# What is required:
Reproduce the entries below, changing every occurrence of "legend-label" to "legend-text" and keeping everything else unchanged.

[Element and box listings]
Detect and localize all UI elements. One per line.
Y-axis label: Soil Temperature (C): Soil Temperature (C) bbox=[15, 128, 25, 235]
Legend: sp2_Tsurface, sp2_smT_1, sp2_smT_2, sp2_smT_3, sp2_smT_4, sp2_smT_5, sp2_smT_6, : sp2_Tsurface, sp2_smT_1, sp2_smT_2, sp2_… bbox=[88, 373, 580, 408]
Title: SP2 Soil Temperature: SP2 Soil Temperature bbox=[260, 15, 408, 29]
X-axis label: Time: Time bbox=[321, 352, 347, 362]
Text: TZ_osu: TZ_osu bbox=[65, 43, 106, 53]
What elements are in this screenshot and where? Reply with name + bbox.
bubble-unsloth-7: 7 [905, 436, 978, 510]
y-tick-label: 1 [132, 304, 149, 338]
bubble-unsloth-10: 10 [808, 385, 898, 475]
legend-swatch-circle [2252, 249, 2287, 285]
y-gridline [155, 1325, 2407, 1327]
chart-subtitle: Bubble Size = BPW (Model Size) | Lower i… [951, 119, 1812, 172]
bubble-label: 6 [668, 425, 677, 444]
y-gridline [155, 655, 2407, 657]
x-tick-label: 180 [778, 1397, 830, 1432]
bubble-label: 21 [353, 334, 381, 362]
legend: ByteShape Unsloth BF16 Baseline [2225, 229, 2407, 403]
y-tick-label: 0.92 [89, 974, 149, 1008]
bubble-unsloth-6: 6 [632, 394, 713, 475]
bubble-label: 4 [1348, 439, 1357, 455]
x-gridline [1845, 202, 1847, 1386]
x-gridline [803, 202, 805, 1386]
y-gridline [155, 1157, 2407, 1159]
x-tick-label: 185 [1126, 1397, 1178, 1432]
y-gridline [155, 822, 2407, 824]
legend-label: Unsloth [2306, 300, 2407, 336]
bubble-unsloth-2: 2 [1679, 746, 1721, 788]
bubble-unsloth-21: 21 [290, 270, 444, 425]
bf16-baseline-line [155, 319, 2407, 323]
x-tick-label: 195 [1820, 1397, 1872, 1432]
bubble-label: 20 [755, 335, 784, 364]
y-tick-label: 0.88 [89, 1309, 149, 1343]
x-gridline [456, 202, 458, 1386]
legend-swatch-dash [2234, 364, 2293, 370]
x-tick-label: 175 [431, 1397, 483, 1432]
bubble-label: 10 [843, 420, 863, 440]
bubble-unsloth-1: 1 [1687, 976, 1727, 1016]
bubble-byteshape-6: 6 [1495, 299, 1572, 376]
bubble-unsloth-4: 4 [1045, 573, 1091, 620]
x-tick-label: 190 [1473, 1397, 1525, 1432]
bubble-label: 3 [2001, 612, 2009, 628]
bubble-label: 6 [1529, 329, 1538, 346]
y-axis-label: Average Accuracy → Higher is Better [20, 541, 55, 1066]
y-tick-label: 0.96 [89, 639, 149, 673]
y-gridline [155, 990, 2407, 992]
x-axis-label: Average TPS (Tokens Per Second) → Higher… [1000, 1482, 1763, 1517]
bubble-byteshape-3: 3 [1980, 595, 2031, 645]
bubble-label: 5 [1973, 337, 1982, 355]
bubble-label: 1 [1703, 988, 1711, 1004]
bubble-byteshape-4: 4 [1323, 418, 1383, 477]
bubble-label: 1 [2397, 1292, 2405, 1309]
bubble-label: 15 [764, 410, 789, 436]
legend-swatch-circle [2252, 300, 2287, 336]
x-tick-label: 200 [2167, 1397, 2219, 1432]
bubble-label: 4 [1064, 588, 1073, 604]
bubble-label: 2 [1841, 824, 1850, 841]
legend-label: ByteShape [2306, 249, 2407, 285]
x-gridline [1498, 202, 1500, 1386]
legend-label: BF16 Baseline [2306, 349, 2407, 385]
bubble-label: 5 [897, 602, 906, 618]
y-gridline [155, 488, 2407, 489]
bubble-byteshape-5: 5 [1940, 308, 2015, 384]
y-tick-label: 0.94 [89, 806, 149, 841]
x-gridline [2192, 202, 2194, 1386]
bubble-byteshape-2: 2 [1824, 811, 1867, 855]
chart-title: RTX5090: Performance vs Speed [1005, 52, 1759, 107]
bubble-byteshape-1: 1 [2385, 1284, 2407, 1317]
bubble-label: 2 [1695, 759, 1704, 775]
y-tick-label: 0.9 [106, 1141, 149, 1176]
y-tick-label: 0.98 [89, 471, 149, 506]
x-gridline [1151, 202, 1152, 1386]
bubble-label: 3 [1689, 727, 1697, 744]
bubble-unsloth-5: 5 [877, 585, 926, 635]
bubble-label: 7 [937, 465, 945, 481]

# Reply to the exercise:
Detect and localize all UI elements. One per line.
Y-axis label: Soil Temperature (C): Soil Temperature (C) bbox=[15, 128, 25, 235]
Legend: sp2_Tsurface, sp2_smT_1, sp2_smT_2, sp2_smT_3, sp2_smT_4, sp2_smT_5, sp2_smT_6, : sp2_Tsurface, sp2_smT_1, sp2_smT_2, sp2_… bbox=[88, 373, 580, 408]
Title: SP2 Soil Temperature: SP2 Soil Temperature bbox=[260, 15, 408, 29]
X-axis label: Time: Time bbox=[321, 352, 347, 362]
Text: TZ_osu: TZ_osu bbox=[65, 43, 106, 53]
What elements are in this screenshot and where? Reply with name + bbox.
bubble-unsloth-7: 7 [905, 436, 978, 510]
y-tick-label: 1 [132, 304, 149, 338]
bubble-unsloth-10: 10 [808, 385, 898, 475]
legend-swatch-circle [2252, 249, 2287, 285]
y-gridline [155, 1325, 2407, 1327]
chart-subtitle: Bubble Size = BPW (Model Size) | Lower i… [951, 119, 1812, 172]
bubble-label: 6 [668, 425, 677, 444]
y-gridline [155, 655, 2407, 657]
x-tick-label: 180 [778, 1397, 830, 1432]
bubble-label: 21 [353, 334, 381, 362]
legend: ByteShape Unsloth BF16 Baseline [2225, 229, 2407, 403]
y-tick-label: 0.92 [89, 974, 149, 1008]
bubble-unsloth-6: 6 [632, 394, 713, 475]
bubble-label: 4 [1348, 439, 1357, 455]
x-gridline [1845, 202, 1847, 1386]
x-gridline [803, 202, 805, 1386]
y-gridline [155, 1157, 2407, 1159]
x-tick-label: 185 [1126, 1397, 1178, 1432]
y-gridline [155, 822, 2407, 824]
legend-text: Unsloth [2306, 300, 2407, 336]
bubble-unsloth-2: 2 [1679, 746, 1721, 788]
bubble-unsloth-21: 21 [290, 270, 444, 425]
bf16-baseline-line [155, 319, 2407, 323]
x-tick-label: 195 [1820, 1397, 1872, 1432]
bubble-label: 20 [755, 335, 784, 364]
y-tick-label: 0.88 [89, 1309, 149, 1343]
x-gridline [456, 202, 458, 1386]
legend-swatch-dash [2234, 364, 2293, 370]
x-tick-label: 175 [431, 1397, 483, 1432]
bubble-label: 10 [843, 420, 863, 440]
bubble-unsloth-1: 1 [1687, 976, 1727, 1016]
bubble-byteshape-6: 6 [1495, 299, 1572, 376]
bubble-unsloth-4: 4 [1045, 573, 1091, 620]
x-tick-label: 190 [1473, 1397, 1525, 1432]
bubble-label: 3 [2001, 612, 2009, 628]
bubble-label: 6 [1529, 329, 1538, 346]
y-axis-label: Average Accuracy → Higher is Better [20, 541, 55, 1066]
y-tick-label: 0.96 [89, 639, 149, 673]
y-gridline [155, 990, 2407, 992]
x-axis-label: Average TPS (Tokens Per Second) → Higher… [1000, 1482, 1763, 1517]
bubble-byteshape-3: 3 [1980, 595, 2031, 645]
bubble-label: 5 [1973, 337, 1982, 355]
bubble-label: 1 [1703, 988, 1711, 1004]
bubble-byteshape-4: 4 [1323, 418, 1383, 477]
bubble-label: 1 [2397, 1292, 2405, 1309]
bubble-label: 15 [764, 410, 789, 436]
legend-swatch-circle [2252, 300, 2287, 336]
x-tick-label: 200 [2167, 1397, 2219, 1432]
bubble-label: 4 [1064, 588, 1073, 604]
bubble-label: 2 [1841, 824, 1850, 841]
legend-text: ByteShape [2306, 249, 2407, 285]
x-gridline [1498, 202, 1500, 1386]
legend-text: BF16 Baseline [2306, 349, 2407, 385]
bubble-label: 5 [897, 602, 906, 618]
y-gridline [155, 488, 2407, 489]
bubble-byteshape-5: 5 [1940, 308, 2015, 384]
y-tick-label: 0.94 [89, 806, 149, 841]
x-gridline [2192, 202, 2194, 1386]
bubble-byteshape-2: 2 [1824, 811, 1867, 855]
chart-title: RTX5090: Performance vs Speed [1005, 52, 1759, 107]
bubble-byteshape-1: 1 [2385, 1284, 2407, 1317]
bubble-label: 2 [1695, 759, 1704, 775]
y-tick-label: 0.9 [106, 1141, 149, 1176]
y-tick-label: 0.98 [89, 471, 149, 506]
x-gridline [1151, 202, 1152, 1386]
bubble-label: 3 [1689, 727, 1697, 744]
bubble-unsloth-5: 5 [877, 585, 926, 635]
bubble-label: 7 [937, 465, 945, 481]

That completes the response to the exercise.